● INSTRUCTIONS TO FOLLOW:
Write the material out again exactly.
┄┄┄┄┄┄
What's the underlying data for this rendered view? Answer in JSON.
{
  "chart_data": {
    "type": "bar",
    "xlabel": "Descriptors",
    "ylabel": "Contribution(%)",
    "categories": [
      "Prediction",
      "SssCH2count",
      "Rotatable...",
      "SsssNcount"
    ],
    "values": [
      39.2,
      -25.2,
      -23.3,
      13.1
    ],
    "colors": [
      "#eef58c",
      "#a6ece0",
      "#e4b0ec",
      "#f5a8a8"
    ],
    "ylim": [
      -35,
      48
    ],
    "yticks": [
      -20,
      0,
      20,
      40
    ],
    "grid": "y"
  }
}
┄┄┄┄┄┄
● SOLUTION TO THE PROBLEM:
What's the underlying data for this rendered view? Answer in JSON.
{
  "chart_data": {
    "type": "bar",
    "xlabel": "Descriptors",
    "ylabel": "Contribution(%)",
    "categories": [
      "Prediction",
      "SssCH2count",
      "Rotatable...",
      "SsssNcount"
    ],
    "values": [
      39.2,
      -25.2,
      -23.3,
      13.1
    ],
    "colors": [
      "#eef58c",
      "#a6ece0",
      "#e4b0ec",
      "#f5a8a8"
    ],
    "ylim": [
      -35,
      48
    ],
    "yticks": [
      -20,
      0,
      20,
      40
    ],
    "grid": "y"
  }
}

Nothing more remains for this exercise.